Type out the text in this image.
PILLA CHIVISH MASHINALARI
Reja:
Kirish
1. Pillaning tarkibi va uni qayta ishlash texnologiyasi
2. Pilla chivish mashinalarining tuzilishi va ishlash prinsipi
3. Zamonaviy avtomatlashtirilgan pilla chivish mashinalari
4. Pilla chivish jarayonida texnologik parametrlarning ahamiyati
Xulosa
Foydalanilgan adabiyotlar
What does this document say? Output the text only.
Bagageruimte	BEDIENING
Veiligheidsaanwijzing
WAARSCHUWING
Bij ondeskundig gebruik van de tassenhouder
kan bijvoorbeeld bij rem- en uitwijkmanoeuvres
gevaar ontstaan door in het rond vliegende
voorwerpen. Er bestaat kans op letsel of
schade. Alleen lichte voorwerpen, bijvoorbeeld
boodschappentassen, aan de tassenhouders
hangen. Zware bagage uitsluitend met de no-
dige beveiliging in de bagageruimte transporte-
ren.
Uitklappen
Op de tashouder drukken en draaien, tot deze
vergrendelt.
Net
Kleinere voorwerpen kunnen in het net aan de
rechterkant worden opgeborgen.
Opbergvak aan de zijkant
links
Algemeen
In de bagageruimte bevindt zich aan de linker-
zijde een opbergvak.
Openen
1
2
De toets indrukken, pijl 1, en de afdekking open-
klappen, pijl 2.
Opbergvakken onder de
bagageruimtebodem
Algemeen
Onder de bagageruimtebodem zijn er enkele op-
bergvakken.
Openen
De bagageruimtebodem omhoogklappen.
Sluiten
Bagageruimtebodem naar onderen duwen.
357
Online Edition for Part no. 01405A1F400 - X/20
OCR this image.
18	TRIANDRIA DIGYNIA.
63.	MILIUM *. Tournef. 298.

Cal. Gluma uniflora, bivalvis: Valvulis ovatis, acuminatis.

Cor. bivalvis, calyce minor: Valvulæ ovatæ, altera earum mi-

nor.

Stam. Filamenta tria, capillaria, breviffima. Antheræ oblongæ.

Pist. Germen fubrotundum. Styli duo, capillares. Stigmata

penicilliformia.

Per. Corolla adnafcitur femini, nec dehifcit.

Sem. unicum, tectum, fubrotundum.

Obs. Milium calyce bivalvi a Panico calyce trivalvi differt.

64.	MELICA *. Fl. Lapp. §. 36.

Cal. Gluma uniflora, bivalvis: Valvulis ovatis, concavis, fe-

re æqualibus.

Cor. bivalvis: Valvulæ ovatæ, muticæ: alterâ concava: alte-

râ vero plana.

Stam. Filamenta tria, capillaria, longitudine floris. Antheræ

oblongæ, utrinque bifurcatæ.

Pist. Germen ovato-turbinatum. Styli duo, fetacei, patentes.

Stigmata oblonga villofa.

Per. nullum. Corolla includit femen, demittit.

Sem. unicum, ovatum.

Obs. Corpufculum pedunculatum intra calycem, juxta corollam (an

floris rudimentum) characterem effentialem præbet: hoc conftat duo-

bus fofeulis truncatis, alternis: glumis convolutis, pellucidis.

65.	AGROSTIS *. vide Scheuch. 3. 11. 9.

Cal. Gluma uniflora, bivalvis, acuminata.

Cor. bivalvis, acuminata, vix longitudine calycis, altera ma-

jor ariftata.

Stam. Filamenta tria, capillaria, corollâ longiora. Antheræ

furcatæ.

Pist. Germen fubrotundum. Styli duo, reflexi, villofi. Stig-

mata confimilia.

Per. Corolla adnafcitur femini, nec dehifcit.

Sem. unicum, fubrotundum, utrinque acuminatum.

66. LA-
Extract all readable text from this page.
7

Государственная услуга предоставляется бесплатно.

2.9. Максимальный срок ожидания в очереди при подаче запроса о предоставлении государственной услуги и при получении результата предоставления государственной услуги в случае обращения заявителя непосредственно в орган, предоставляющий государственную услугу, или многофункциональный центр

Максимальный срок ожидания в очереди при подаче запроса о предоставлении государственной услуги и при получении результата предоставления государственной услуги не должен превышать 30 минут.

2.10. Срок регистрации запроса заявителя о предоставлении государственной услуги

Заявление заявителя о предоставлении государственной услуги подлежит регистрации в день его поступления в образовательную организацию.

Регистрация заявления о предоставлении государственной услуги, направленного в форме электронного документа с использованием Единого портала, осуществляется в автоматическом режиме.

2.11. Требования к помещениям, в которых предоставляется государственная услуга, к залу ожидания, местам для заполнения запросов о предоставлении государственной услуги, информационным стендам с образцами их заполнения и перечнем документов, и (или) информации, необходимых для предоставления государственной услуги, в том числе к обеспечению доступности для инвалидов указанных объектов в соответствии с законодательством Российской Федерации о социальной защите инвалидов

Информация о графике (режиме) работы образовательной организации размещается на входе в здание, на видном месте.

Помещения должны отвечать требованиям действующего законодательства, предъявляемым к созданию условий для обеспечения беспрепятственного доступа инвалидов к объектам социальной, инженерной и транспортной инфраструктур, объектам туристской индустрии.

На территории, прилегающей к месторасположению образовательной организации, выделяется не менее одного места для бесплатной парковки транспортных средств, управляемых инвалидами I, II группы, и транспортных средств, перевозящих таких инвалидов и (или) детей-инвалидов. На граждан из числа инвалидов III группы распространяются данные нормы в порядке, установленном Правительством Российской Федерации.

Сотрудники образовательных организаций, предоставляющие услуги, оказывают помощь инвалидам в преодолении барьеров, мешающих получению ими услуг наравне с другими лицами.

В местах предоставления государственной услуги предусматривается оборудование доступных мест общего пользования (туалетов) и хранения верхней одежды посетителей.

**SHORT EXERCISE:** Each line that has the word "ishlash" counts once. How many such lines are in the data? Give the number alone.

**WRITTEN SOLUTION:** 2